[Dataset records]
— BEGIN —

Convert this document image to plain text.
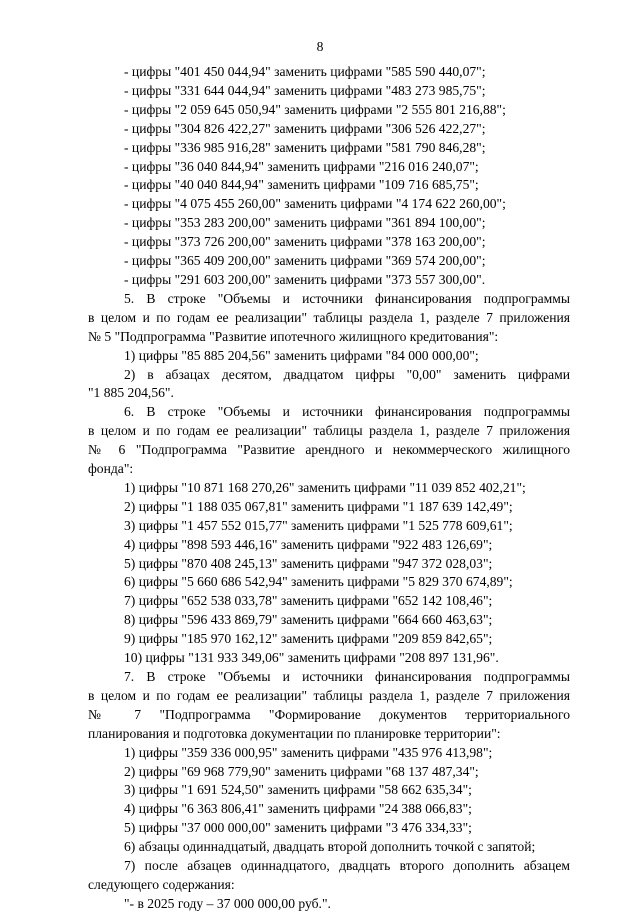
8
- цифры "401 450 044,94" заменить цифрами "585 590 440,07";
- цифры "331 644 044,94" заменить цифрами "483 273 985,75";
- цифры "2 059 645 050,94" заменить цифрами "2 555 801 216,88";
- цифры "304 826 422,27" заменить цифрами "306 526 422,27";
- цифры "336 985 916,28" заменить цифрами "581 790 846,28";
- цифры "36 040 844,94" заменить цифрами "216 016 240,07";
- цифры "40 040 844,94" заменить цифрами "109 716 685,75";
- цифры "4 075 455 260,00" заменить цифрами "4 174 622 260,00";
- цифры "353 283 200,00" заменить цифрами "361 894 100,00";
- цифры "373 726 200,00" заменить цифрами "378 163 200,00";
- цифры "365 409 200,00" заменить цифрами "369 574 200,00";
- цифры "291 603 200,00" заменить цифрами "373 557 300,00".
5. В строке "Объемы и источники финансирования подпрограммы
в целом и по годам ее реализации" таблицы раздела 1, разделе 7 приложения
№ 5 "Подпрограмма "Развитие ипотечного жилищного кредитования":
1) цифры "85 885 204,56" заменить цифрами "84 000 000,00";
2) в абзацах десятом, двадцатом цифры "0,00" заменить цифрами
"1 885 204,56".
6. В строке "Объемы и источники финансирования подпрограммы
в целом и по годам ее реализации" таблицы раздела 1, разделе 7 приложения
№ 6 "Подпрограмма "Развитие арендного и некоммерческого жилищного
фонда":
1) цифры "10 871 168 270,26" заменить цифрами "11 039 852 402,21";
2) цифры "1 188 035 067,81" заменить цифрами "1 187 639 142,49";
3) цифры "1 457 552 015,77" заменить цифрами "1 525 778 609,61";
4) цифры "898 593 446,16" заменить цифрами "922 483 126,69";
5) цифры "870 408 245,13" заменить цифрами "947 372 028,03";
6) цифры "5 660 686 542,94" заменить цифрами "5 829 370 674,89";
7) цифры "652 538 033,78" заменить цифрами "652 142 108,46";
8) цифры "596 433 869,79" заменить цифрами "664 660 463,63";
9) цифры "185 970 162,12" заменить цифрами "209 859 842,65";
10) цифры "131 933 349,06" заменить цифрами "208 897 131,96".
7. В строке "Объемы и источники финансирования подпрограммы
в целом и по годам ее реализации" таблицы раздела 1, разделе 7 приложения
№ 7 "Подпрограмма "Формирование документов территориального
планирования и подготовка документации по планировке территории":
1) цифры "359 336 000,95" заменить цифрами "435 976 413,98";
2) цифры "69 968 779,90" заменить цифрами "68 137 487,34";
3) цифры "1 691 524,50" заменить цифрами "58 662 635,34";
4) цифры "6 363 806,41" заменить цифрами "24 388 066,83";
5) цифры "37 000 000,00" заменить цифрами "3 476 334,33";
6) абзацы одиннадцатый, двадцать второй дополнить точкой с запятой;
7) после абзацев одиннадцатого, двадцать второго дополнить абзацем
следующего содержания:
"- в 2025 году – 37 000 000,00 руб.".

— END —

§ **WHAT IS EXPECTED**
Each record must be quoted in full and exactly. Do not include the pictures.

§ **THE REPLY**
Convert this document image to plain text.
8
- цифры "401 450 044,94" заменить цифрами "585 590 440,07";
- цифры "331 644 044,94" заменить цифрами "483 273 985,75";
- цифры "2 059 645 050,94" заменить цифрами "2 555 801 216,88";
- цифры "304 826 422,27" заменить цифрами "306 526 422,27";
- цифры "336 985 916,28" заменить цифрами "581 790 846,28";
- цифры "36 040 844,94" заменить цифрами "216 016 240,07";
- цифры "40 040 844,94" заменить цифрами "109 716 685,75";
- цифры "4 075 455 260,00" заменить цифрами "4 174 622 260,00";
- цифры "353 283 200,00" заменить цифрами "361 894 100,00";
- цифры "373 726 200,00" заменить цифрами "378 163 200,00";
- цифры "365 409 200,00" заменить цифрами "369 574 200,00";
- цифры "291 603 200,00" заменить цифрами "373 557 300,00".
5. В строке "Объемы и источники финансирования подпрограммы
в целом и по годам ее реализации" таблицы раздела 1, разделе 7 приложения
№ 5 "Подпрограмма "Развитие ипотечного жилищного кредитования":
1) цифры "85 885 204,56" заменить цифрами "84 000 000,00";
2) в абзацах десятом, двадцатом цифры "0,00" заменить цифрами
"1 885 204,56".
6. В строке "Объемы и источники финансирования подпрограммы
в целом и по годам ее реализации" таблицы раздела 1, разделе 7 приложения
№ 6 "Подпрограмма "Развитие арендного и некоммерческого жилищного
фонда":
1) цифры "10 871 168 270,26" заменить цифрами "11 039 852 402,21";
2) цифры "1 188 035 067,81" заменить цифрами "1 187 639 142,49";
3) цифры "1 457 552 015,77" заменить цифрами "1 525 778 609,61";
4) цифры "898 593 446,16" заменить цифрами "922 483 126,69";
5) цифры "870 408 245,13" заменить цифрами "947 372 028,03";
6) цифры "5 660 686 542,94" заменить цифрами "5 829 370 674,89";
7) цифры "652 538 033,78" заменить цифрами "652 142 108,46";
8) цифры "596 433 869,79" заменить цифрами "664 660 463,63";
9) цифры "185 970 162,12" заменить цифрами "209 859 842,65";
10) цифры "131 933 349,06" заменить цифрами "208 897 131,96".
7. В строке "Объемы и источники финансирования подпрограммы
в целом и по годам ее реализации" таблицы раздела 1, разделе 7 приложения
№ 7 "Подпрограмма "Формирование документов территориального
планирования и подготовка документации по планировке территории":
1) цифры "359 336 000,95" заменить цифрами "435 976 413,98";
2) цифры "69 968 779,90" заменить цифрами "68 137 487,34";
3) цифры "1 691 524,50" заменить цифрами "58 662 635,34";
4) цифры "6 363 806,41" заменить цифрами "24 388 066,83";
5) цифры "37 000 000,00" заменить цифрами "3 476 334,33";
6) абзацы одиннадцатый, двадцать второй дополнить точкой с запятой;
7) после абзацев одиннадцатого, двадцать второго дополнить абзацем
следующего содержания:
"- в 2025 году – 37 000 000,00 руб.".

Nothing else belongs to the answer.